> _CHALLENGE_:
Copy out each line of the material below that holds the string "next".

> _MATERIAL PROVIDED_:

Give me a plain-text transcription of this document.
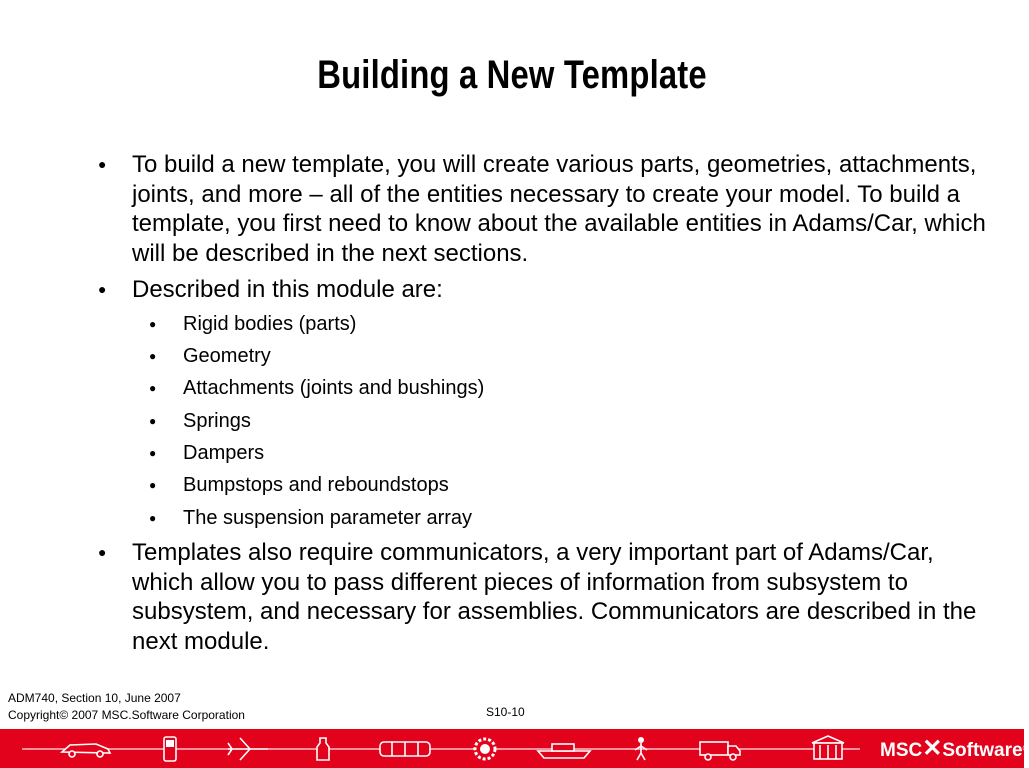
Building a New Template
● To build a new template, you will create various parts, geometries, attachments, joints, and more – all of the entities necessary to create your model. To build a template, you first need to know about the available entities in Adams/Car, which will be described in the next sections.
● Described in this module are:
● Rigid bodies (parts)
● Geometry
● Attachments (joints and bushings)
● Springs
● Dampers
● Bumpstops and reboundstops
● The suspension parameter array
● Templates also require communicators, a very important part of Adams/Car, which allow you to pass different pieces of information from subsystem to subsystem, and necessary for assemblies. Communicators are described in the next module.
ADM740, Section 10, June 2007
Copyright© 2007 MSC.Software Corporation	S10-10
MSC✕Software®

> _SOLVED EXERCISE_:
● To build a new template, you will create various parts, geometries, attachments, joints, and more – all of the entities necessary to create your model. To build a template, you first need to know about the available entities in Adams/Car, which will be described in the next sections.
● Templates also require communicators, a very important part of Adams/Car, which allow you to pass different pieces of information from subsystem to subsystem, and necessary for assemblies. Communicators are described in the next module.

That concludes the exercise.